** start Provided data **
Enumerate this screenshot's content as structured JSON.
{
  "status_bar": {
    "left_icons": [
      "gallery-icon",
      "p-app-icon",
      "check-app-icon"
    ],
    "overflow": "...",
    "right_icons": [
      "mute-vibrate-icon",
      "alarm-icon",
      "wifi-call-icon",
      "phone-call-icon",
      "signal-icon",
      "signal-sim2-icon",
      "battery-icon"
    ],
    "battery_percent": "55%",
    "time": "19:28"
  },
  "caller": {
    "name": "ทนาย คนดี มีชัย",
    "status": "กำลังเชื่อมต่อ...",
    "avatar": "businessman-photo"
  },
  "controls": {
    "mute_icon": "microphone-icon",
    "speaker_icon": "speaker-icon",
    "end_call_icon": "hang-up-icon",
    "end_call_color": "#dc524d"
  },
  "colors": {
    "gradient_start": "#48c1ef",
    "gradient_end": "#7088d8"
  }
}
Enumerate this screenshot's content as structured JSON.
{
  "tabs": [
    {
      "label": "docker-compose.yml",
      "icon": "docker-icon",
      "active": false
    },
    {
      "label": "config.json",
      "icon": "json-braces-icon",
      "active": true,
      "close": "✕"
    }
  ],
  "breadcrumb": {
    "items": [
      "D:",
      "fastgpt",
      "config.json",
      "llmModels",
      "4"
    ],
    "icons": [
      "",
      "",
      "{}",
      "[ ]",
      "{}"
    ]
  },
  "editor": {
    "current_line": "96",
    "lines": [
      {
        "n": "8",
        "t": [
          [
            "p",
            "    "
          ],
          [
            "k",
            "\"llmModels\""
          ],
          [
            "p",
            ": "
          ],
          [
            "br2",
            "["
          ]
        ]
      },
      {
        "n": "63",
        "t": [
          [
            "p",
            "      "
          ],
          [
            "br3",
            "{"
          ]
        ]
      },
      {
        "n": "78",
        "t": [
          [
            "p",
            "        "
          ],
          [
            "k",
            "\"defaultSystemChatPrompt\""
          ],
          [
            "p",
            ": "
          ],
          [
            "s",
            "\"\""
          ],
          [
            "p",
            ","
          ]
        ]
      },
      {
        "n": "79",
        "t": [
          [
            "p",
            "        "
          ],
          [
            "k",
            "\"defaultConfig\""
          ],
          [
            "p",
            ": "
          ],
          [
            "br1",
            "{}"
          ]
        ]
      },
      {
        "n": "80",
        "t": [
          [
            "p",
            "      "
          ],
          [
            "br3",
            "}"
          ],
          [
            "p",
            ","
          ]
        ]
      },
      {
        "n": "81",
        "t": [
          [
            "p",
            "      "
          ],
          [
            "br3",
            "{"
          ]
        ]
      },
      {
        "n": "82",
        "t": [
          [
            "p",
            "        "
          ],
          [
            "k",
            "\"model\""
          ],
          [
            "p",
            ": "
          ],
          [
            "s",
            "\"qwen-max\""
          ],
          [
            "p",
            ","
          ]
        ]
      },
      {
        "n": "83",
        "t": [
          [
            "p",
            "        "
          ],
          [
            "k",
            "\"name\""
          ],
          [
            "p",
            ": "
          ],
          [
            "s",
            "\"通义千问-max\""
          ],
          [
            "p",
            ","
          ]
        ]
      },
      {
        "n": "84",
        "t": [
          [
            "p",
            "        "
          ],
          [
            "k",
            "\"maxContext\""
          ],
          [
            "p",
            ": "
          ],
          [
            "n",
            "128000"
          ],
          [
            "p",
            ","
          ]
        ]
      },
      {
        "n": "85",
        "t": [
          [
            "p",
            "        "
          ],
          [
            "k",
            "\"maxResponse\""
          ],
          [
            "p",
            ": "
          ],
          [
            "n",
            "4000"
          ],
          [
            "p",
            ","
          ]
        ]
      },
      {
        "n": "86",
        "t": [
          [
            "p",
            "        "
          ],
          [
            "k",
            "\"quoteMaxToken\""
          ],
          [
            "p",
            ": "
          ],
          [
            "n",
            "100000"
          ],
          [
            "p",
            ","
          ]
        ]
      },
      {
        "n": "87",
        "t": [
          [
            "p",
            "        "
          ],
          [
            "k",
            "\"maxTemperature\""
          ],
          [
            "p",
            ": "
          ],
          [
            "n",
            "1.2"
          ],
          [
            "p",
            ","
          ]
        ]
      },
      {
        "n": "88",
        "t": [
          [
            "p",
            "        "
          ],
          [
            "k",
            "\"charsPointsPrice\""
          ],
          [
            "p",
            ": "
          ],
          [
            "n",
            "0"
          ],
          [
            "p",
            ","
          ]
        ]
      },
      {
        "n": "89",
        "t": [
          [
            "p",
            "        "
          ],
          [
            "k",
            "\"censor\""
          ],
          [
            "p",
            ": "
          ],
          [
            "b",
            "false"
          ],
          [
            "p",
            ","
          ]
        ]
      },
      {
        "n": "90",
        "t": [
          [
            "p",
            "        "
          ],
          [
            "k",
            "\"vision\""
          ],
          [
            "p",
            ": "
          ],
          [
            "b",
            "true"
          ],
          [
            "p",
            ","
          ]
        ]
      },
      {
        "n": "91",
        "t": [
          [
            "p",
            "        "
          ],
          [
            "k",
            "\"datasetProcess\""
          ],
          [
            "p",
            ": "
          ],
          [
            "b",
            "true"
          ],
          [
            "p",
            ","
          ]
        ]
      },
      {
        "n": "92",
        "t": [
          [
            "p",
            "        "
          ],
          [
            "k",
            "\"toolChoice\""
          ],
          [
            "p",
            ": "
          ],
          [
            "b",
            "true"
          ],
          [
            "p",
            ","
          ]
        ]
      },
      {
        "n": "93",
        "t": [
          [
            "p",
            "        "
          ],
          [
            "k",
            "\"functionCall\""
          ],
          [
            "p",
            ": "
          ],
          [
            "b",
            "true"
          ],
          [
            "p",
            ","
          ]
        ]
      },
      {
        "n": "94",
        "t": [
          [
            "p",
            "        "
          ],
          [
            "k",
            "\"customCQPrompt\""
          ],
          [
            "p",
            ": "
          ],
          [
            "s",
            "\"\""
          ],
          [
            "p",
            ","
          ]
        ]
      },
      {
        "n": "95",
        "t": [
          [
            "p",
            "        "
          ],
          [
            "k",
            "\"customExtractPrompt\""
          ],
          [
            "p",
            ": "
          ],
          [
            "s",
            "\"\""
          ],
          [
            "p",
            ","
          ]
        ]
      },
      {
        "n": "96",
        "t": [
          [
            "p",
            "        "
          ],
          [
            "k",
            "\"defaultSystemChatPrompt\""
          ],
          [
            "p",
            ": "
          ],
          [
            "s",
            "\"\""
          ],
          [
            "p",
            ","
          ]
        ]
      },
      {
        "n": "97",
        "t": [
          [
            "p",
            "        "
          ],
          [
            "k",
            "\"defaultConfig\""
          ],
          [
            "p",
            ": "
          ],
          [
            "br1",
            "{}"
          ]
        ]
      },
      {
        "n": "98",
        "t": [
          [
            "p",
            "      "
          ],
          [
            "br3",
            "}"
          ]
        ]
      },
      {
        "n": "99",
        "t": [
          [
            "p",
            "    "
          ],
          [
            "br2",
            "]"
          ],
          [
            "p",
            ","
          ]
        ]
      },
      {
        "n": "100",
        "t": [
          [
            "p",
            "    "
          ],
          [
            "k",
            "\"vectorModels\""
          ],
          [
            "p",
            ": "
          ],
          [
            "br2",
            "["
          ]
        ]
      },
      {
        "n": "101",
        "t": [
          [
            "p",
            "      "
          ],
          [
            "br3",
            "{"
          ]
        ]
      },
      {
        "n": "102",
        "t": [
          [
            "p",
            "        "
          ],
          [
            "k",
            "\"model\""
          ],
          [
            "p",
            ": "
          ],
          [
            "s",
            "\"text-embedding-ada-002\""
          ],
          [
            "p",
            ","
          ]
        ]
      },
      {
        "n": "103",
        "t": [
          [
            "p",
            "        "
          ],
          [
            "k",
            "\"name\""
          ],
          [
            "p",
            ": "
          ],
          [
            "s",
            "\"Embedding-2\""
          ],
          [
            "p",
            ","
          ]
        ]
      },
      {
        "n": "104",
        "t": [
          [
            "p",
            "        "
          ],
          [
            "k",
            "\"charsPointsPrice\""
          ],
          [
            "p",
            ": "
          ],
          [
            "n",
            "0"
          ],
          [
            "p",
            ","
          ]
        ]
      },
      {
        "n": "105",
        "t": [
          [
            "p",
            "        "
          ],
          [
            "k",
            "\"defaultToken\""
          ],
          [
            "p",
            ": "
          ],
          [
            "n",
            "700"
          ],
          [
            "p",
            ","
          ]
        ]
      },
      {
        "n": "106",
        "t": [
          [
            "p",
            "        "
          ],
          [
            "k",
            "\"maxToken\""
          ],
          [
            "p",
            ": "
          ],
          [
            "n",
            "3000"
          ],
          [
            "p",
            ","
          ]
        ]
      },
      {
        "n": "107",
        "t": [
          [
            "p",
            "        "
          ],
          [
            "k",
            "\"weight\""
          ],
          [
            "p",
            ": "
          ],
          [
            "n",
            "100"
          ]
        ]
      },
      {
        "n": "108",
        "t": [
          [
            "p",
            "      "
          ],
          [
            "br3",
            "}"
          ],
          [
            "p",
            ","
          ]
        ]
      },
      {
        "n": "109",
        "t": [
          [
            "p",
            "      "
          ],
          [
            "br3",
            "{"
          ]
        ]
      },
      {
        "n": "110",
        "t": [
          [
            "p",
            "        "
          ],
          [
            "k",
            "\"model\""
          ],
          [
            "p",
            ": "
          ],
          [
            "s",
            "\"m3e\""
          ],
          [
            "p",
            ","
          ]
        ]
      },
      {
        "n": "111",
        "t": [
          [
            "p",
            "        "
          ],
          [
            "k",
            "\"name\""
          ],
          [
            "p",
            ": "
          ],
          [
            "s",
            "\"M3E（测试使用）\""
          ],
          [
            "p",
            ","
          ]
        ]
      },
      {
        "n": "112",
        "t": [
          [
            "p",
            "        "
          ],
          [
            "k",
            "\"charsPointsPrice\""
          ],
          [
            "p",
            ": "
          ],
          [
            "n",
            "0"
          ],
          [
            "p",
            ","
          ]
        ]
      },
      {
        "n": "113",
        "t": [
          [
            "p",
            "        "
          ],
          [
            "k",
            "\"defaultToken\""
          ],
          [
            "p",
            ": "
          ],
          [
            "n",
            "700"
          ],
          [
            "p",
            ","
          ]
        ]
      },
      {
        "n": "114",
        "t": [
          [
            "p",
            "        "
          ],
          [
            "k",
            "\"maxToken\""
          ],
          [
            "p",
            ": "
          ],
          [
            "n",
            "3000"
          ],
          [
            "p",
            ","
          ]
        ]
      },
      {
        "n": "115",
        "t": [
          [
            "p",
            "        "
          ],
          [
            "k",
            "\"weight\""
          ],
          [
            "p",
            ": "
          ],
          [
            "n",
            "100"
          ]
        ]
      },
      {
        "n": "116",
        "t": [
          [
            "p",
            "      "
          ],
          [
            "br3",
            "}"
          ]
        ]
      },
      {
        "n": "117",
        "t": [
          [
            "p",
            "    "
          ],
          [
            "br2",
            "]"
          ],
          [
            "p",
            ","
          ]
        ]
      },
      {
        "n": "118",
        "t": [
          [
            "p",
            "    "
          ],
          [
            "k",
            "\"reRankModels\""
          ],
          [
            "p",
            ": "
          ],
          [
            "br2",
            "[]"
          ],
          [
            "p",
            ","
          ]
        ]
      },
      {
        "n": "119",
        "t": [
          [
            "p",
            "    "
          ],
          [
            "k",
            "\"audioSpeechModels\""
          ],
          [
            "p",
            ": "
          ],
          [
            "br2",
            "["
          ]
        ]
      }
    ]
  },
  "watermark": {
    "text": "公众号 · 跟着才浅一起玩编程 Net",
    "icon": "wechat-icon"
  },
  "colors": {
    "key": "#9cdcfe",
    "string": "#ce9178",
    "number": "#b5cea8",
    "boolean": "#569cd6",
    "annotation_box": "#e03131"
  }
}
** end Provided data **
Filter the records above for lines containing the word "docker", and copy those lines.

      "label": "docker-compose.yml",
      "icon": "docker-icon",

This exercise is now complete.